(Records excerpted from a collection)
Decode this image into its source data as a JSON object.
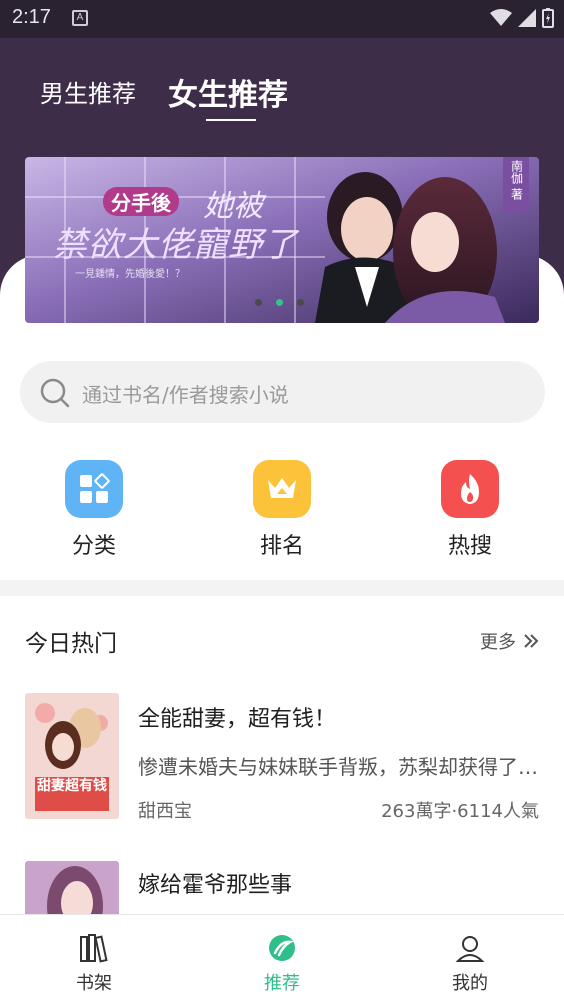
{
  "status_bar": {
    "time": "2:17",
    "indicator": "A"
  },
  "tabs": {
    "male": "男生推荐",
    "female": "女生推荐"
  },
  "banner": {
    "badge": "分手後",
    "title_line1": "她被",
    "title_line2": "禁欲大佬寵野了",
    "tagline": "一見鍾情，先婚後愛！？",
    "author_tag": "南伽 著",
    "slide_count": 3,
    "active_slide": 2
  },
  "search": {
    "placeholder": "通过书名/作者搜索小说"
  },
  "categories": [
    {
      "label": "分类",
      "icon": "grid-icon",
      "color": "#5fb4f6"
    },
    {
      "label": "排名",
      "icon": "crown-icon",
      "color": "#fcc23a"
    },
    {
      "label": "热搜",
      "icon": "flame-icon",
      "color": "#f4504f"
    }
  ],
  "hot": {
    "title": "今日热门",
    "more": "更多",
    "books": [
      {
        "title": "全能甜妻，超有钱！",
        "desc": "惨遭未婚夫与妹妹联手背叛，苏梨却获得了全能系统",
        "author": "甜西宝",
        "meta": "263萬字·6114人氣",
        "cover_text": "甜妻超有钱"
      },
      {
        "title": "嫁给霍爷那些事"
      }
    ]
  },
  "bottom_nav": [
    {
      "label": "书架",
      "icon": "bookshelf-icon"
    },
    {
      "label": "推荐",
      "icon": "recommend-icon"
    },
    {
      "label": "我的",
      "icon": "profile-icon"
    }
  ],
  "colors": {
    "header": "#3d2d49",
    "accent": "#2fbf8a"
  }
}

• **What the task asks**
Go through the entries and return each line where the word "icon" appears.

• **Response to this exercise**
      "icon": "grid-icon",
      "icon": "crown-icon",
      "icon": "flame-icon",
      "icon": "bookshelf-icon"
      "icon": "recommend-icon"
      "icon": "profile-icon"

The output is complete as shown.